_MATERIAL FOR THIS TASK_:
== == ==

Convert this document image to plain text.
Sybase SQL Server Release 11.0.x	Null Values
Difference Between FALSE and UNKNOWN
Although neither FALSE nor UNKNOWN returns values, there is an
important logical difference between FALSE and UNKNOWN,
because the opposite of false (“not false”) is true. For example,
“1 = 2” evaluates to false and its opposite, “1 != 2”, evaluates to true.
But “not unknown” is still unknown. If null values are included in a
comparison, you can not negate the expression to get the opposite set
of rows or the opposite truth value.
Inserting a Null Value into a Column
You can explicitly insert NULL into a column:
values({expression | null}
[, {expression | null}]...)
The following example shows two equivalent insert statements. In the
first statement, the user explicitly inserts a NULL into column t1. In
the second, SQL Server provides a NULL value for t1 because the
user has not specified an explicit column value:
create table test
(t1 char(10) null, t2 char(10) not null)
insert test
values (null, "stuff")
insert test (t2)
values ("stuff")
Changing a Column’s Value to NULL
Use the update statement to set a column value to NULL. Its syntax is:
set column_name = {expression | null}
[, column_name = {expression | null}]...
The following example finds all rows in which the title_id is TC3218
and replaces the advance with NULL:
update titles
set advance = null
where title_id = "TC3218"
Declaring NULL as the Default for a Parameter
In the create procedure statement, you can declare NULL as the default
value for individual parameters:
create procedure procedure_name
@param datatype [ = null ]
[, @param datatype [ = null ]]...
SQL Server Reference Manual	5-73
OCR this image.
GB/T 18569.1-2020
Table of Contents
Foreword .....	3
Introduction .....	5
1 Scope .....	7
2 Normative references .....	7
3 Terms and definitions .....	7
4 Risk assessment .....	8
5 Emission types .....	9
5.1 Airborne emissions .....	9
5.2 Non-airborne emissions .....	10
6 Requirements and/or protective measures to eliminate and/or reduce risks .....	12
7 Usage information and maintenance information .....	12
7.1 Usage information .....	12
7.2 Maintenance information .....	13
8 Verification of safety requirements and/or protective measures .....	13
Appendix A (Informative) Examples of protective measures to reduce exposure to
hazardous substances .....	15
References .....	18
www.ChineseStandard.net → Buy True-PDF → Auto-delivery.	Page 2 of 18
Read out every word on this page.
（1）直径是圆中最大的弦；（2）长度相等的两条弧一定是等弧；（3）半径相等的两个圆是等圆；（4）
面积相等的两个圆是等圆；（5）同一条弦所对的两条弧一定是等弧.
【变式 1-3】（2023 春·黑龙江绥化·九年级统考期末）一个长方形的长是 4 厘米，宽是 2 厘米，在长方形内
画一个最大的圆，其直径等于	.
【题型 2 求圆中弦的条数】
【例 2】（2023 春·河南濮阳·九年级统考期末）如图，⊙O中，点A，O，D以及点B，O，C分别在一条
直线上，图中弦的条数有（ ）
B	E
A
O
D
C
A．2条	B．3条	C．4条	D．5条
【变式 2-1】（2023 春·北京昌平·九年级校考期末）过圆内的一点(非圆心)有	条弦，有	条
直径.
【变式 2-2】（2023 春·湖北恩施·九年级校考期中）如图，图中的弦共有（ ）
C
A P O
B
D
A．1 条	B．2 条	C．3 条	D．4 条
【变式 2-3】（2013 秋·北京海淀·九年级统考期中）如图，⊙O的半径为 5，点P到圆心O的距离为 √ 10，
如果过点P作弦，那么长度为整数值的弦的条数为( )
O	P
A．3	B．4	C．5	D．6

== == ==

_GOAL_: Copy out the data shown above without altering anything.

_SOLUTION TO THE EXERCISE_:
Convert this document image to plain text.
Sybase SQL Server Release 11.0.x	Null Values
Difference Between FALSE and UNKNOWN
Although neither FALSE nor UNKNOWN returns values, there is an
important logical difference between FALSE and UNKNOWN,
because the opposite of false (“not false”) is true. For example,
“1 = 2” evaluates to false and its opposite, “1 != 2”, evaluates to true.
But “not unknown” is still unknown. If null values are included in a
comparison, you can not negate the expression to get the opposite set
of rows or the opposite truth value.
Inserting a Null Value into a Column
You can explicitly insert NULL into a column:
values({expression | null}
[, {expression | null}]...)
The following example shows two equivalent insert statements. In the
first statement, the user explicitly inserts a NULL into column t1. In
the second, SQL Server provides a NULL value for t1 because the
user has not specified an explicit column value:
create table test
(t1 char(10) null, t2 char(10) not null)
insert test
values (null, "stuff")
insert test (t2)
values ("stuff")
Changing a Column’s Value to NULL
Use the update statement to set a column value to NULL. Its syntax is:
set column_name = {expression | null}
[, column_name = {expression | null}]...
The following example finds all rows in which the title_id is TC3218
and replaces the advance with NULL:
update titles
set advance = null
where title_id = "TC3218"
Declaring NULL as the Default for a Parameter
In the create procedure statement, you can declare NULL as the default
value for individual parameters:
create procedure procedure_name
@param datatype [ = null ]
[, @param datatype [ = null ]]...
SQL Server Reference Manual	5-73
OCR this image.
GB/T 18569.1-2020
Table of Contents
Foreword .....	3
Introduction .....	5
1 Scope .....	7
2 Normative references .....	7
3 Terms and definitions .....	7
4 Risk assessment .....	8
5 Emission types .....	9
5.1 Airborne emissions .....	9
5.2 Non-airborne emissions .....	10
6 Requirements and/or protective measures to eliminate and/or reduce risks .....	12
7 Usage information and maintenance information .....	12
7.1 Usage information .....	12
7.2 Maintenance information .....	13
8 Verification of safety requirements and/or protective measures .....	13
Appendix A (Informative) Examples of protective measures to reduce exposure to
hazardous substances .....	15
References .....	18
www.ChineseStandard.net → Buy True-PDF → Auto-delivery.	Page 2 of 18
Read out every word on this page.
（1）直径是圆中最大的弦；（2）长度相等的两条弧一定是等弧；（3）半径相等的两个圆是等圆；（4）
面积相等的两个圆是等圆；（5）同一条弦所对的两条弧一定是等弧.
【变式 1-3】（2023 春·黑龙江绥化·九年级统考期末）一个长方形的长是 4 厘米，宽是 2 厘米，在长方形内
画一个最大的圆，其直径等于	.
【题型 2 求圆中弦的条数】
【例 2】（2023 春·河南濮阳·九年级统考期末）如图，⊙O中，点A，O，D以及点B，O，C分别在一条
直线上，图中弦的条数有（ ）
B	E
A
O
D
C
A．2条	B．3条	C．4条	D．5条
【变式 2-1】（2023 春·北京昌平·九年级校考期末）过圆内的一点(非圆心)有	条弦，有	条
直径.
【变式 2-2】（2023 春·湖北恩施·九年级校考期中）如图，图中的弦共有（ ）
C
A P O
B
D
A．1 条	B．2 条	C．3 条	D．4 条
【变式 2-3】（2013 秋·北京海淀·九年级统考期中）如图，⊙O的半径为 5，点P到圆心O的距离为 √ 10，
如果过点P作弦，那么长度为整数值的弦的条数为( )
O	P
A．3	B．4	C．5	D．6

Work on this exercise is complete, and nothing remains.